## Work instructions
Carry on the commentary about Gov. Sam Brownback keeping Kansas Court of Appeals applicants' names secret, starting after its last sentence.

## Passage provided

--

Well, it was nice of Kansas Gov. Sam Brownback to give “serious consideration” to making public the names of the people applying for a judgeship on the state Court of Appeals. I won’t question his sincerity on that point, but his reasons for refusing to name the candidates are completely bogus.
Here’s Brownback in a statement: “In checking with those who have already expressed interest in applying, there is a strong preference for confidentiality which we will respect. It is clear that disclosing the names of potential nominees would hurt applicant pools for future selections and this is why the American Bar Association recommends this method of selection and why the Federal judicial selection process follows this same path.”
I can see where every lawyer who applies for the job on a whim might not be too eager to have his or her application made public. But people who are serious applicants for an appeals court judgeship ought to be ready for public scrutiny. It’s hard to see how being named as a finalist for a prestigious judgeship can hurt someone’s career. If anything, it would seem like a plus.
Now, about that American Bar Association recommendation. It’s true thata report
written in 2000, “Report of the Commission on State Judicial Selection Standards,” says that “A judicial nominating commission should operate in an open, regularized fashion that also respects the candidates’ desire for confidentiality.”

--

## Given records
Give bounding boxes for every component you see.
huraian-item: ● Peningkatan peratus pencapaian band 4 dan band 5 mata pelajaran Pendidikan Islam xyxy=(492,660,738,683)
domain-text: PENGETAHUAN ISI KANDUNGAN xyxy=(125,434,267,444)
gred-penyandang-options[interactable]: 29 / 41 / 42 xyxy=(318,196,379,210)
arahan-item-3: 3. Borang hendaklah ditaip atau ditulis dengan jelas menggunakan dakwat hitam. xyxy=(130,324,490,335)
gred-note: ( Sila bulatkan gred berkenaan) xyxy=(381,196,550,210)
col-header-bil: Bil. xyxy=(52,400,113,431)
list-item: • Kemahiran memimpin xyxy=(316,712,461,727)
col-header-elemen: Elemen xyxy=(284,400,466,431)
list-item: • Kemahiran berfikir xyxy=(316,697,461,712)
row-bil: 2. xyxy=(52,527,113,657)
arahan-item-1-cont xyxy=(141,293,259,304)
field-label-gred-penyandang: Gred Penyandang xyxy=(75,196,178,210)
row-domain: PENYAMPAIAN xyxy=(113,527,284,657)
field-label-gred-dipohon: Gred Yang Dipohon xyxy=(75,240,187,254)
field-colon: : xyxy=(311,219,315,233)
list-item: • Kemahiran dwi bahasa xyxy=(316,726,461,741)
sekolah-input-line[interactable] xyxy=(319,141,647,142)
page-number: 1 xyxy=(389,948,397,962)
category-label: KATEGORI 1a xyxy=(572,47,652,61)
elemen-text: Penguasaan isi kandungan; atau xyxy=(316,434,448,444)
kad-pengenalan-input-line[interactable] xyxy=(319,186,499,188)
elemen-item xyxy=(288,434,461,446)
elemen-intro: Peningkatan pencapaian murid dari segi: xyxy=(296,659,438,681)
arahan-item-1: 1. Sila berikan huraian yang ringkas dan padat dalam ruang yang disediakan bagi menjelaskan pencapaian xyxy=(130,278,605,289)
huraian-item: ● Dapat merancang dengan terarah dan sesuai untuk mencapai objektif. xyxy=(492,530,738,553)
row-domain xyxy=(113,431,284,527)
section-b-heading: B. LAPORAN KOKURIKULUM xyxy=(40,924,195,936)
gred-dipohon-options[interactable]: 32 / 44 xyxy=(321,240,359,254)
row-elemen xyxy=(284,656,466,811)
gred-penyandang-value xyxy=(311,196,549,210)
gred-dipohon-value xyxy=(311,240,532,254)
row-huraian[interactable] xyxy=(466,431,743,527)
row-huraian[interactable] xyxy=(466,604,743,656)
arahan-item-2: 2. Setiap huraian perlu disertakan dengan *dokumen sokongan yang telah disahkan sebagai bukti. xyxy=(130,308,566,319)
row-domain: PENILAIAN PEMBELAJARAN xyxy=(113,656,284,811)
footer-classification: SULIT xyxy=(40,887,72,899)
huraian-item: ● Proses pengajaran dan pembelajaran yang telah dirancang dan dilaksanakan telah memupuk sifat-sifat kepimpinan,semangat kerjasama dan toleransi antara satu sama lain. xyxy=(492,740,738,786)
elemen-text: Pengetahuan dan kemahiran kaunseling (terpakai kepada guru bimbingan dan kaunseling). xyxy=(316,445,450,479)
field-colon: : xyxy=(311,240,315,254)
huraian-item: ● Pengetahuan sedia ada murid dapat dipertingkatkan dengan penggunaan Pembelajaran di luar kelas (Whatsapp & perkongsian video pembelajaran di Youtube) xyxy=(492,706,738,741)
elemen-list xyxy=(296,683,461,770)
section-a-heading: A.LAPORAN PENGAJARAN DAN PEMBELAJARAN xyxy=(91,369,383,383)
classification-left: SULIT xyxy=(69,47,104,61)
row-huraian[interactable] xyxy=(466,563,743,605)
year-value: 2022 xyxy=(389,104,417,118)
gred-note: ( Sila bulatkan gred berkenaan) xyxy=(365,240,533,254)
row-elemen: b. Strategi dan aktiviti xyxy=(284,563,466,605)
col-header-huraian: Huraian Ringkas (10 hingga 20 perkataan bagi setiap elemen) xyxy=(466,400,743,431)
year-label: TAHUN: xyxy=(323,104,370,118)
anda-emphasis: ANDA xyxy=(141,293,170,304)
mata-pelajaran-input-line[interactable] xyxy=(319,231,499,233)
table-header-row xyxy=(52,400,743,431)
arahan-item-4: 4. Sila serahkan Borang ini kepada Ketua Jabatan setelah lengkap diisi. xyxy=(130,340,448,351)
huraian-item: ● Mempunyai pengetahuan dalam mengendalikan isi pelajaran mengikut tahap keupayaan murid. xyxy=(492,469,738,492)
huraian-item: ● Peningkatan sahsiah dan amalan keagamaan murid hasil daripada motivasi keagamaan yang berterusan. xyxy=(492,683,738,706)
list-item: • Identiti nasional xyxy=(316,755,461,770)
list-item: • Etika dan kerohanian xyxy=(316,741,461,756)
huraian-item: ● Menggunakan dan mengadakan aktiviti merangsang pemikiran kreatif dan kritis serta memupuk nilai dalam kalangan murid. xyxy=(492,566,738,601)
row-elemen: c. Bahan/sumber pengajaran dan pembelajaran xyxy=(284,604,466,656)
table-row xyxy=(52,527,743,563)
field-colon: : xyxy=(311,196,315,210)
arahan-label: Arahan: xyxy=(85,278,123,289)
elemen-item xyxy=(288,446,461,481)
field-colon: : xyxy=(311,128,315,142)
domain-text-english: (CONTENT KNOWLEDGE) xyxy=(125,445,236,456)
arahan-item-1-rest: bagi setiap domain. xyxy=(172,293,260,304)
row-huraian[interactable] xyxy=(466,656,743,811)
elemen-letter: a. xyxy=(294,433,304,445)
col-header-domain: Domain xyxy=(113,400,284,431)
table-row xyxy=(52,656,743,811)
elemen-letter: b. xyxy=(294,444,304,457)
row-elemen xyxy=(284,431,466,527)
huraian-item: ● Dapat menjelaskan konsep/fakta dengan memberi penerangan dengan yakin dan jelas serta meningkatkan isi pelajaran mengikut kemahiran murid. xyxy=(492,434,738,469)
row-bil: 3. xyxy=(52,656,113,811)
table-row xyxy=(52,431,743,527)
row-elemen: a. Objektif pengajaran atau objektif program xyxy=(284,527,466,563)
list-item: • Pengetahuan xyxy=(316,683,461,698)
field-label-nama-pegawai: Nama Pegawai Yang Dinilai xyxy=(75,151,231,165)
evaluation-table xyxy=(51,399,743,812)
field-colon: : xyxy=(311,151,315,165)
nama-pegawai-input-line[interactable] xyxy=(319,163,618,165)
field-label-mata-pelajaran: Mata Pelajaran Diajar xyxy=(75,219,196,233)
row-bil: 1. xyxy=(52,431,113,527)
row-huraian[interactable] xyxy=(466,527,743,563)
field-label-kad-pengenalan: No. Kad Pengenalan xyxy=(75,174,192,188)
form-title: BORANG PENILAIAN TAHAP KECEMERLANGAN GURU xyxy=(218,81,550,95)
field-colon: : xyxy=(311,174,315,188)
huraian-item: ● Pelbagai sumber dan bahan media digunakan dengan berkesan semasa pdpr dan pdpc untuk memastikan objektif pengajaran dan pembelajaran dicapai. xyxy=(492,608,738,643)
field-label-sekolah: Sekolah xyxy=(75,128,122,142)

--

## Written answer
Brownback is cherrypicking, however. As the aforementioned report states clearly, “The American Bar Association has supported and continues to support a merit-based appointive system for judicial selection sometimes referred to as ‘merit selection.’”
Merit selection, need we mention, is exactly what Brownback and the Kansas Legislature just kicked to the curb. That would be the process of enlisting a non-partisan commission to screen candidates and recommend a field of finalists to the governor — a method used for many years to select statewide judges in Kansas but scrapped in the last legislative session.
But here’s a thought. The ABA report states that “disclosure of selection criteria is essential.” So if Brownback is determined to operate in secrecy as far as the names of candidates, perhaps he’ll at least let the public know what qualifications he’s using to whittle down the field and present a nominee to the state Senate.
As the report says, disclosure of selection criteria “familiarizes the citizenry with the judicial selection procedures and diminishes the perception of personal and political bias in the selection of judges.”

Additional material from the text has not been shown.